=== Exercise details ===
Report how many lines contain "following", with no other words.

### Extracted data

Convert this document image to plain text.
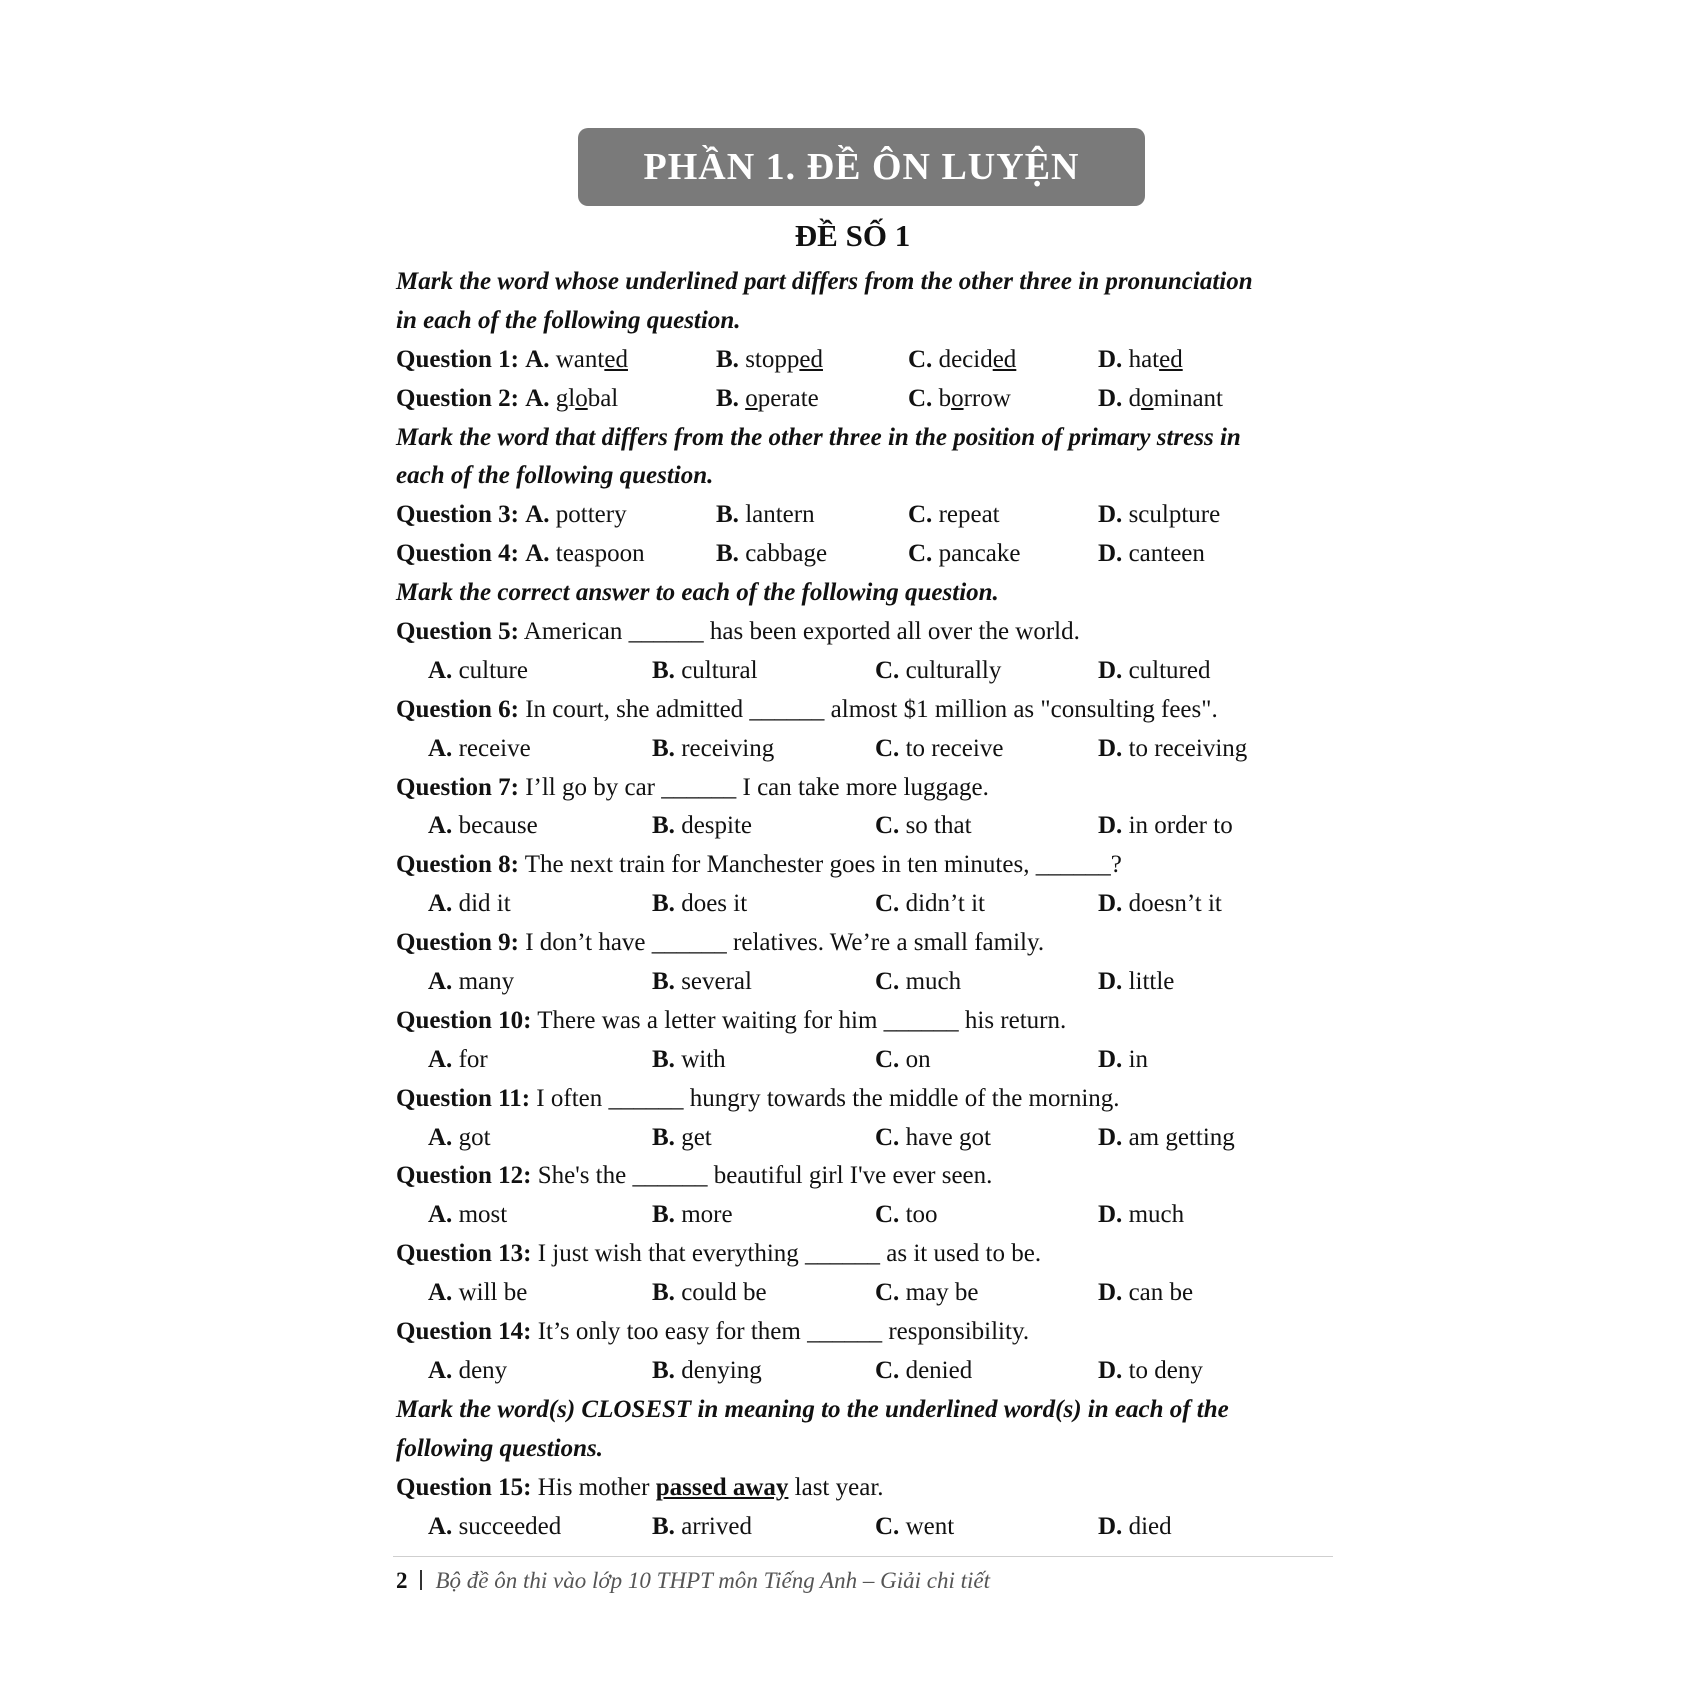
PHẦN 1. ĐỀ ÔN LUYỆN
ĐỀ SỐ 1
Mark the word whose underlined part differs from the other three in pronunciation
in each of the following question.
Question 1: A. wanted	B. stopped	C. decided	D. hated
Question 2: A. global	B. operate	C. borrow	D. dominant
Mark the word that differs from the other three in the position of primary stress in
each of the following question.
Question 3: A. pottery	B. lantern	C. repeat	D. sculpture
Question 4: A. teaspoon	B. cabbage	C. pancake	D. canteen
Mark the correct answer to each of the following question.
Question 5: American ______ has been exported all over the world.
A. culture	B. cultural	C. culturally	D. cultured
Question 6: In court, she admitted ______ almost $1 million as "consulting fees".
A. receive	B. receiving	C. to receive	D. to receiving
Question 7: I’ll go by car ______ I can take more luggage.
A. because	B. despite	C. so that	D. in order to
Question 8: The next train for Manchester goes in ten minutes, ______?
A. did it	B. does it	C. didn’t it	D. doesn’t it
Question 9: I don’t have ______ relatives. We’re a small family.
A. many	B. several	C. much	D. little
Question 10: There was a letter waiting for him ______ his return.
A. for	B. with	C. on	D. in
Question 11: I often ______ hungry towards the middle of the morning.
A. got	B. get	C. have got	D. am getting
Question 12: She's the ______ beautiful girl I've ever seen.
A. most	B. more	C. too	D. much
Question 13: I just wish that everything ______ as it used to be.
A. will be	B. could be	C. may be	D. can be
Question 14: It’s only too easy for them ______ responsibility.
A. deny	B. denying	C. denied	D. to deny
Mark the word(s) CLOSEST in meaning to the underlined word(s) in each of the
following questions.
Question 15: His mother passed away last year.
A. succeeded	B. arrived	C. went	D. died
2 Bộ đề ôn thi vào lớp 10 THPT môn Tiếng Anh – Giải chi tiết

######

=== Written response ===
4